**** DATASET EXCERPTS

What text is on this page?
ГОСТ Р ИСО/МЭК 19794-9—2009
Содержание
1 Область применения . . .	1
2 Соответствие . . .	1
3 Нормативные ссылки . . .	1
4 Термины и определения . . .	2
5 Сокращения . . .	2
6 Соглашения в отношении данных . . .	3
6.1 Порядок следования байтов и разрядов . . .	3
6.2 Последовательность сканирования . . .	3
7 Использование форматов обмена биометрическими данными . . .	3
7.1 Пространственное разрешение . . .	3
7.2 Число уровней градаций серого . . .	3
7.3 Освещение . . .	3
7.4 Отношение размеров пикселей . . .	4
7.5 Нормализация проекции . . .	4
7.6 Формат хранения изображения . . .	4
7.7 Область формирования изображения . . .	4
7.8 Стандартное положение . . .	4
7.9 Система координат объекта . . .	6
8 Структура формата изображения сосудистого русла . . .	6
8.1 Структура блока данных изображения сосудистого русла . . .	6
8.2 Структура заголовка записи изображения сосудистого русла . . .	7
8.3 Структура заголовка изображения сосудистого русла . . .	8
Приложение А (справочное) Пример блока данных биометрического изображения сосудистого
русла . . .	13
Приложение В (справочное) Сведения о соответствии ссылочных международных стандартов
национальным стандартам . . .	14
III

********

GIVEN PROBLEM:
In the records above, how many lines contain the string "справочное"? State that number only.

REPLY TO THE TASK:
2